[SUPPLIED INFORMATION]:
· · ·
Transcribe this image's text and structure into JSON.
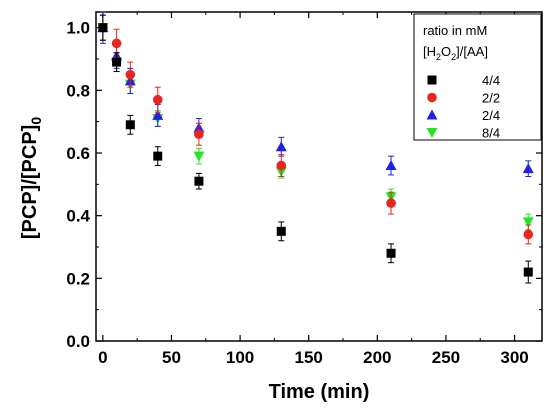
{
  "chart_data": {
    "type": "scatter",
    "xlabel": "Time (min)",
    "ylabel_parts": {
      "a": "[PCP]/[PCP]",
      "sub": "0"
    },
    "xlim": [
      -5,
      320
    ],
    "ylim": [
      0.0,
      1.05
    ],
    "x_ticks": [
      0,
      50,
      100,
      150,
      200,
      250,
      300
    ],
    "y_ticks": [
      0.0,
      0.2,
      0.4,
      0.6,
      0.8,
      1.0
    ],
    "x_tick_labels": [
      "0",
      "50",
      "100",
      "150",
      "200",
      "250",
      "300"
    ],
    "y_tick_labels": [
      "0.0",
      "0.2",
      "0.4",
      "0.6",
      "0.8",
      "1.0"
    ],
    "legend": {
      "title_line1": "ratio in mM",
      "title_line2_parts": {
        "a": "[H",
        "sub1": "2",
        "b": "O",
        "sub2": "2",
        "c": "]/[AA]"
      },
      "position": "top-right"
    },
    "series": [
      {
        "name": "4/4",
        "marker": "square",
        "color": "#000000",
        "x": [
          0,
          10,
          20,
          40,
          70,
          130,
          210,
          310
        ],
        "y": [
          1.0,
          0.89,
          0.69,
          0.59,
          0.51,
          0.35,
          0.28,
          0.22
        ],
        "err": [
          0.04,
          0.03,
          0.03,
          0.03,
          0.025,
          0.03,
          0.03,
          0.035
        ]
      },
      {
        "name": "2/2",
        "marker": "circle",
        "color": "#e8251f",
        "x": [
          0,
          10,
          20,
          40,
          70,
          130,
          210,
          310
        ],
        "y": [
          1.0,
          0.95,
          0.85,
          0.77,
          0.66,
          0.56,
          0.44,
          0.34
        ],
        "err": [
          0.04,
          0.045,
          0.04,
          0.04,
          0.035,
          0.035,
          0.035,
          0.03
        ]
      },
      {
        "name": "2/4",
        "marker": "triangle-up",
        "color": "#2020e6",
        "x": [
          0,
          10,
          20,
          40,
          70,
          130,
          210,
          310
        ],
        "y": [
          1.0,
          0.91,
          0.83,
          0.72,
          0.68,
          0.62,
          0.56,
          0.55
        ],
        "err": [
          0.05,
          0.04,
          0.04,
          0.035,
          0.03,
          0.03,
          0.03,
          0.025
        ]
      },
      {
        "name": "8/4",
        "marker": "triangle-down",
        "color": "#22e622",
        "x": [
          0,
          10,
          20,
          40,
          70,
          130,
          210,
          310
        ],
        "y": [
          1.0,
          0.89,
          0.82,
          0.71,
          0.59,
          0.54,
          0.46,
          0.38
        ],
        "err": [
          0.04,
          0.03,
          0.03,
          0.025,
          0.025,
          0.02,
          0.025,
          0.025
        ]
      }
    ]
  }
}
· · ·
[DESCRIPTION OF THE TASK]: In the material above, find each line that contains the word "triangle", and select it.

[EXERCISE RESPONSE]:
        "marker": "triangle-up",
        "marker": "triangle-down",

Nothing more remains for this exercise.